## Task
Set all the material down again unchanged, without the pictures.

## Entries provided
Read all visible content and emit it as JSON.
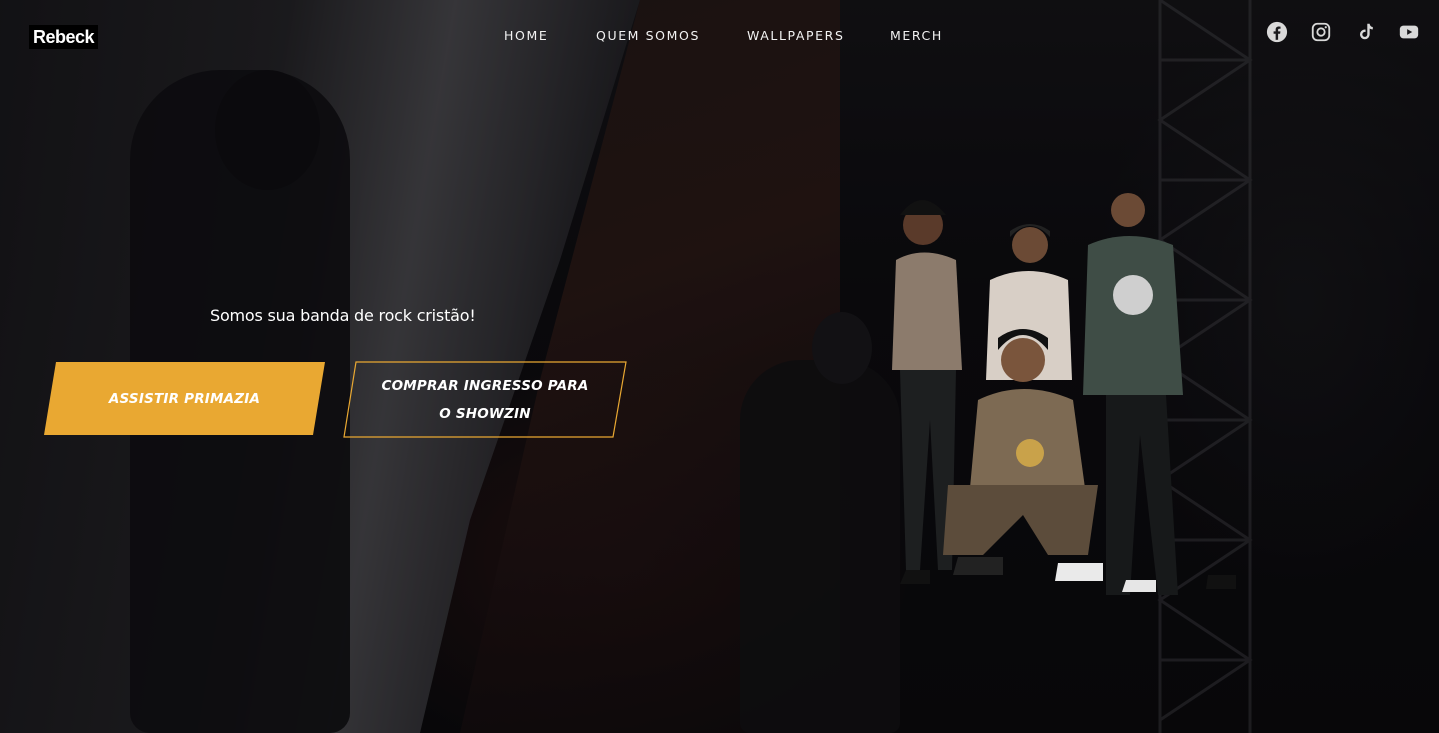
{
  "brand": {
    "logo_text": "Rebeck"
  },
  "nav": {
    "items": [
      {
        "label": "HOME"
      },
      {
        "label": "QUEM SOMOS"
      },
      {
        "label": "WALLPAPERS"
      },
      {
        "label": "MERCH"
      }
    ]
  },
  "socials": {
    "items": [
      {
        "icon": "facebook-icon"
      },
      {
        "icon": "instagram-icon"
      },
      {
        "icon": "tiktok-icon"
      },
      {
        "icon": "youtube-icon"
      }
    ],
    "color": "#d9d9d9"
  },
  "hero": {
    "tagline": "Somos sua banda de rock cristão!",
    "primary_button": "ASSISTIR PRIMAZIA",
    "secondary_button": "COMPRAR INGRESSO PARA O SHOWZIN",
    "accent_color": "#e9a832"
  }
}
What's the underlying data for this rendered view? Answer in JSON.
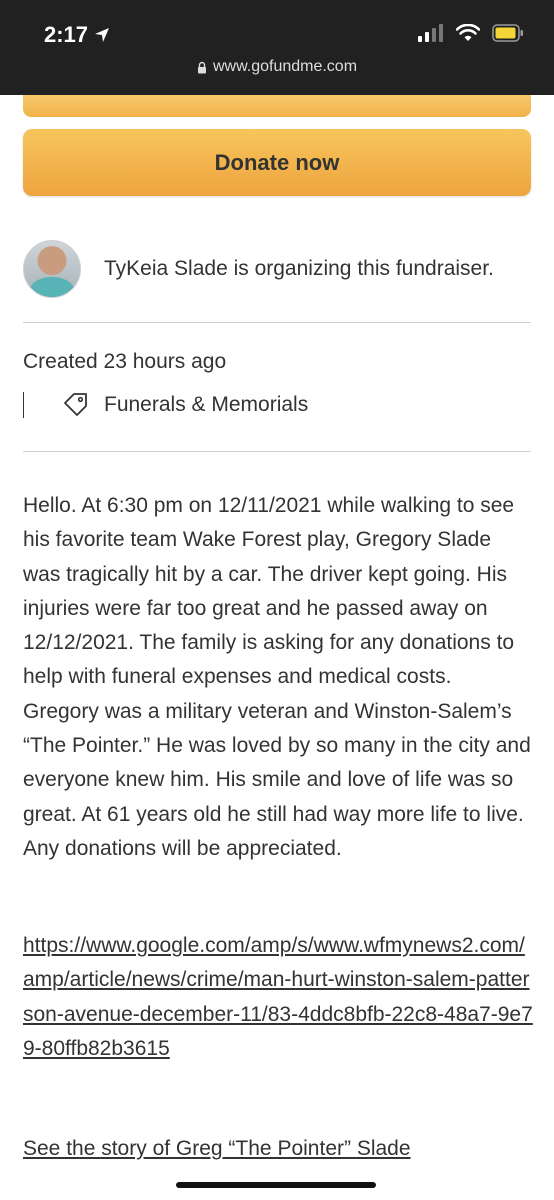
{
  "status_bar": {
    "time": "2:17",
    "url": "www.gofundme.com"
  },
  "donate_button": {
    "label": "Donate now"
  },
  "organizer": {
    "text": "TyKeia Slade is organizing this fundraiser."
  },
  "meta": {
    "created": "Created 23 hours ago",
    "category": "Funerals & Memorials"
  },
  "story": {
    "text": "Hello. At 6:30 pm on 12/11/2021 while walking to see his favorite team Wake Forest play, Gregory Slade was tragically hit by a car. The driver kept going. His injuries were far too great and he passed away on 12/12/2021. The family is asking for any donations to help with funeral expenses and medical costs. Gregory was a military veteran and Winston-Salem’s “The Pointer.” He was loved by so many in the city and everyone knew him. His smile and love of life was so great. At 61 years old he still had way more life to live. Any donations will be appreciated.",
    "link": "https://www.google.com/amp/s/www.wfmynews2.com/amp/article/news/crime/man-hurt-winston-salem-patterson-avenue-december-11/83-4ddc8bfb-22c8-48a7-9e79-80ffb82b3615",
    "see_story_link": "See the story of Greg “The Pointer” Slade"
  },
  "colors": {
    "status_bar_bg": "#212121",
    "donate_gradient_top": "#f7c55c",
    "donate_gradient_bottom": "#eea43f",
    "battery": "#f5d437"
  }
}
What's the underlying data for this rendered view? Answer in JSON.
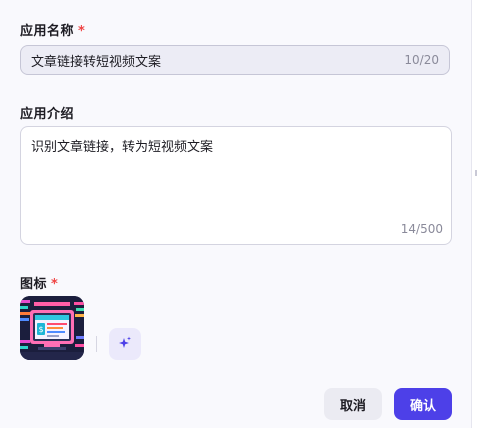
{
  "form": {
    "name_label": "应用名称",
    "name_required": "*",
    "name_value": "文章链接转短视频文案",
    "name_counter": "10/20",
    "desc_label": "应用介绍",
    "desc_value": "识别文章链接，转为短视频文案",
    "desc_counter": "14/500",
    "icon_label": "图标",
    "icon_required": "*"
  },
  "footer": {
    "cancel_label": "取消",
    "confirm_label": "确认"
  },
  "colors": {
    "primary": "#4d40e8",
    "required": "#ef4444",
    "ai_button_bg": "#ebe9fb"
  },
  "icons": {
    "app_icon": "app-thumbnail-icon",
    "ai_generate": "sparkle-icon"
  }
}
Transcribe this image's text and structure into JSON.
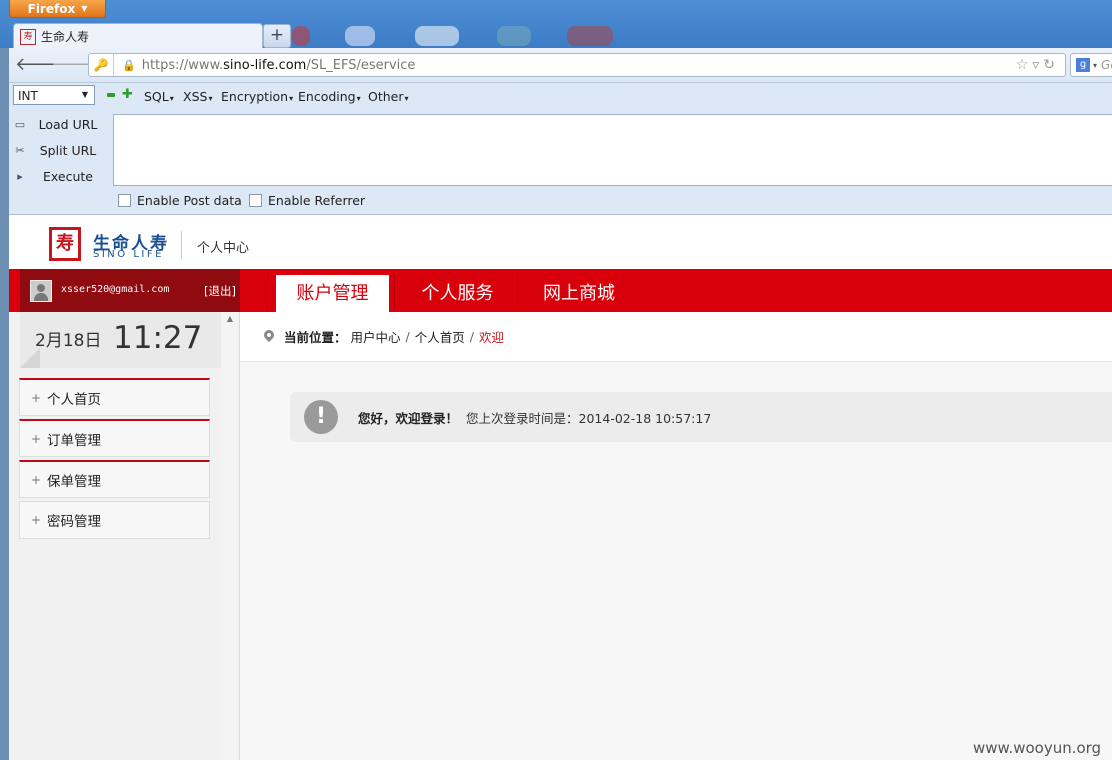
{
  "browser": {
    "app_button": "Firefox",
    "tab_title": "生命人寿",
    "new_tab_symbol": "+",
    "url_prefix": "https://www.",
    "url_domain": "sino-life.com",
    "url_path": "/SL_EFS/eservice",
    "search_placeholder": "Go"
  },
  "hackbar": {
    "type_select": "INT",
    "menus": [
      "SQL",
      "XSS",
      "Encryption",
      "Encoding",
      "Other"
    ],
    "actions": [
      {
        "label": "Load URL",
        "icon": "load-url-icon"
      },
      {
        "label": "Split URL",
        "icon": "scissors-icon"
      },
      {
        "label": "Execute",
        "icon": "play-icon"
      }
    ],
    "checkboxes": [
      "Enable Post data",
      "Enable Referrer"
    ],
    "colors": {
      "minus": "#2aa02a",
      "plus": "#2aa02a"
    }
  },
  "site": {
    "logo_cn": "生命人寿",
    "logo_en": "SINO LIFE",
    "subtitle": "个人中心",
    "user_email": "xsser520@gmail.com",
    "logout": "[退出]",
    "main_tabs": [
      "账户管理",
      "个人服务",
      "网上商城"
    ],
    "active_tab": "账户管理",
    "brand_color": "#d8000b"
  },
  "sidebar": {
    "date": "2月18日",
    "time": "11:27",
    "items": [
      "个人首页",
      "订单管理",
      "保单管理",
      "密码管理"
    ]
  },
  "breadcrumb": {
    "label": "当前位置：",
    "trail": [
      "用户中心",
      "个人首页"
    ],
    "current": "欢迎"
  },
  "welcome": {
    "greeting": "您好，欢迎登录！",
    "message": "您上次登录时间是：2014-02-18 10:57:17"
  },
  "watermark": "www.wooyun.org"
}
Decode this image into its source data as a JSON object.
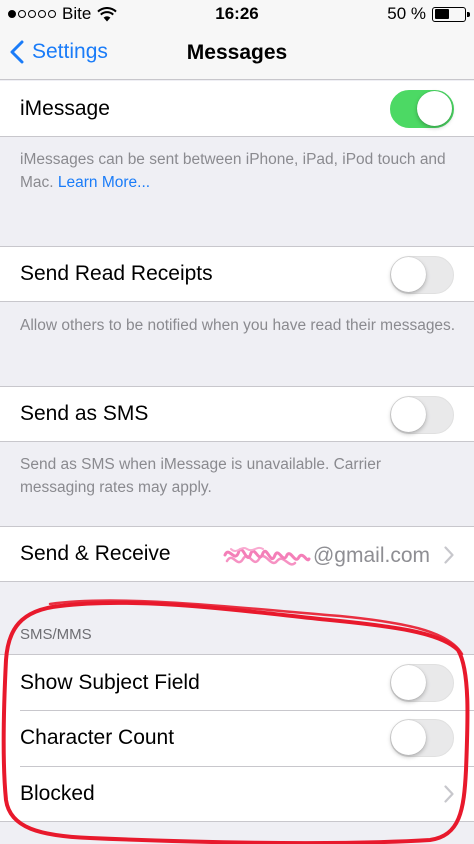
{
  "status_bar": {
    "carrier": "Bite",
    "time": "16:26",
    "battery_percent": "50 %",
    "battery_level": 0.5,
    "signal_bars": 1,
    "wifi_icon": "wifi-icon"
  },
  "nav": {
    "back_label": "Settings",
    "back_icon": "chevron-left-icon",
    "title": "Messages"
  },
  "imessage": {
    "label": "iMessage",
    "enabled": true,
    "footer_text": "iMessages can be sent between iPhone, iPad, iPod touch and Mac. ",
    "footer_link": "Learn More..."
  },
  "read_receipts": {
    "label": "Send Read Receipts",
    "enabled": false,
    "footer_text": "Allow others to be notified when you have read their messages."
  },
  "send_as_sms": {
    "label": "Send as SMS",
    "enabled": false,
    "footer_text": "Send as SMS when iMessage is unavailable. Carrier messaging rates may apply."
  },
  "send_receive": {
    "label": "Send & Receive",
    "value_suffix": "@gmail.com"
  },
  "sms_mms": {
    "header": "SMS/MMS",
    "show_subject": {
      "label": "Show Subject Field",
      "enabled": false
    },
    "character_count": {
      "label": "Character Count",
      "enabled": false
    },
    "blocked": {
      "label": "Blocked"
    }
  },
  "colors": {
    "accent": "#1a7cf8",
    "toggle_on": "#4cd964",
    "annotation": "#e8192c",
    "scribble": "#f47fb8"
  }
}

## In response
Read all visible content and emit it as JSON.
{
  "brand": {
    "logo_text": "Rebeck"
  },
  "nav": {
    "items": [
      {
        "label": "HOME"
      },
      {
        "label": "QUEM SOMOS"
      },
      {
        "label": "WALLPAPERS"
      },
      {
        "label": "MERCH"
      }
    ]
  },
  "socials": {
    "items": [
      {
        "icon": "facebook-icon"
      },
      {
        "icon": "instagram-icon"
      },
      {
        "icon": "tiktok-icon"
      },
      {
        "icon": "youtube-icon"
      }
    ],
    "color": "#d9d9d9"
  },
  "hero": {
    "tagline": "Somos sua banda de rock cristão!",
    "primary_button": "ASSISTIR PRIMAZIA",
    "secondary_button": "COMPRAR INGRESSO PARA O SHOWZIN",
    "accent_color": "#e9a832"
  }
}
What's the underlying data for this rendered view? Answer in JSON.
{
  "status_bar": {
    "time": "2:17",
    "url": "www.gofundme.com"
  },
  "donate_button": {
    "label": "Donate now"
  },
  "organizer": {
    "text": "TyKeia Slade is organizing this fundraiser."
  },
  "meta": {
    "created": "Created 23 hours ago",
    "category": "Funerals & Memorials"
  },
  "story": {
    "text": "Hello. At 6:30 pm on 12/11/2021 while walking to see his favorite team Wake Forest play, Gregory Slade was tragically hit by a car. The driver kept going. His injuries were far too great and he passed away on 12/12/2021. The family is asking for any donations to help with funeral expenses and medical costs. Gregory was a military veteran and Winston-Salem’s “The Pointer.” He was loved by so many in the city and everyone knew him. His smile and love of life was so great. At 61 years old he still had way more life to live. Any donations will be appreciated.",
    "link": "https://www.google.com/amp/s/www.wfmynews2.com/amp/article/news/crime/man-hurt-winston-salem-patterson-avenue-december-11/83-4ddc8bfb-22c8-48a7-9e79-80ffb82b3615",
    "see_story_link": "See the story of Greg “The Pointer” Slade"
  },
  "colors": {
    "status_bar_bg": "#212121",
    "donate_gradient_top": "#f7c55c",
    "donate_gradient_bottom": "#eea43f",
    "battery": "#f5d437"
  }
}
What's the underlying data for this rendered view? Answer in JSON.
{
  "form": {
    "name_label": "应用名称",
    "name_required": "*",
    "name_value": "文章链接转短视频文案",
    "name_counter": "10/20",
    "desc_label": "应用介绍",
    "desc_value": "识别文章链接，转为短视频文案",
    "desc_counter": "14/500",
    "icon_label": "图标",
    "icon_required": "*"
  },
  "footer": {
    "cancel_label": "取消",
    "confirm_label": "确认"
  },
  "colors": {
    "primary": "#4d40e8",
    "required": "#ef4444",
    "ai_button_bg": "#ebe9fb"
  },
  "icons": {
    "app_icon": "app-thumbnail-icon",
    "ai_generate": "sparkle-icon"
  }
}
Transcribe this image's text and structure into JSON.
{
  "browser": {
    "app_button": "Firefox",
    "tab_title": "生命人寿",
    "new_tab_symbol": "+",
    "url_prefix": "https://www.",
    "url_domain": "sino-life.com",
    "url_path": "/SL_EFS/eservice",
    "search_placeholder": "Go"
  },
  "hackbar": {
    "type_select": "INT",
    "menus": [
      "SQL",
      "XSS",
      "Encryption",
      "Encoding",
      "Other"
    ],
    "actions": [
      {
        "label": "Load URL",
        "icon": "load-url-icon"
      },
      {
        "label": "Split URL",
        "icon": "scissors-icon"
      },
      {
        "label": "Execute",
        "icon": "play-icon"
      }
    ],
    "checkboxes": [
      "Enable Post data",
      "Enable Referrer"
    ],
    "colors": {
      "minus": "#2aa02a",
      "plus": "#2aa02a"
    }
  },
  "site": {
    "logo_cn": "生命人寿",
    "logo_en": "SINO LIFE",
    "subtitle": "个人中心",
    "user_email": "xsser520@gmail.com",
    "logout": "[退出]",
    "main_tabs": [
      "账户管理",
      "个人服务",
      "网上商城"
    ],
    "active_tab": "账户管理",
    "brand_color": "#d8000b"
  },
  "sidebar": {
    "date": "2月18日",
    "time": "11:27",
    "items": [
      "个人首页",
      "订单管理",
      "保单管理",
      "密码管理"
    ]
  },
  "breadcrumb": {
    "label": "当前位置：",
    "trail": [
      "用户中心",
      "个人首页"
    ],
    "current": "欢迎"
  },
  "welcome": {
    "greeting": "您好，欢迎登录！",
    "message": "您上次登录时间是：2014-02-18 10:57:17"
  },
  "watermark": "www.wooyun.org"
}
Decode this image into its source data as a JSON object.
{
  "status_bar": {
    "carrier": "Bite",
    "time": "16:26",
    "battery_percent": "50 %",
    "battery_level": 0.5,
    "signal_bars": 1,
    "wifi_icon": "wifi-icon"
  },
  "nav": {
    "back_label": "Settings",
    "back_icon": "chevron-left-icon",
    "title": "Messages"
  },
  "imessage": {
    "label": "iMessage",
    "enabled": true,
    "footer_text": "iMessages can be sent between iPhone, iPad, iPod touch and Mac. ",
    "footer_link": "Learn More..."
  },
  "read_receipts": {
    "label": "Send Read Receipts",
    "enabled": false,
    "footer_text": "Allow others to be notified when you have read their messages."
  },
  "send_as_sms": {
    "label": "Send as SMS",
    "enabled": false,
    "footer_text": "Send as SMS when iMessage is unavailable. Carrier messaging rates may apply."
  },
  "send_receive": {
    "label": "Send & Receive",
    "value_suffix": "@gmail.com"
  },
  "sms_mms": {
    "header": "SMS/MMS",
    "show_subject": {
      "label": "Show Subject Field",
      "enabled": false
    },
    "character_count": {
      "label": "Character Count",
      "enabled": false
    },
    "blocked": {
      "label": "Blocked"
    }
  },
  "colors": {
    "accent": "#1a7cf8",
    "toggle_on": "#4cd964",
    "annotation": "#e8192c",
    "scribble": "#f47fb8"
  }
}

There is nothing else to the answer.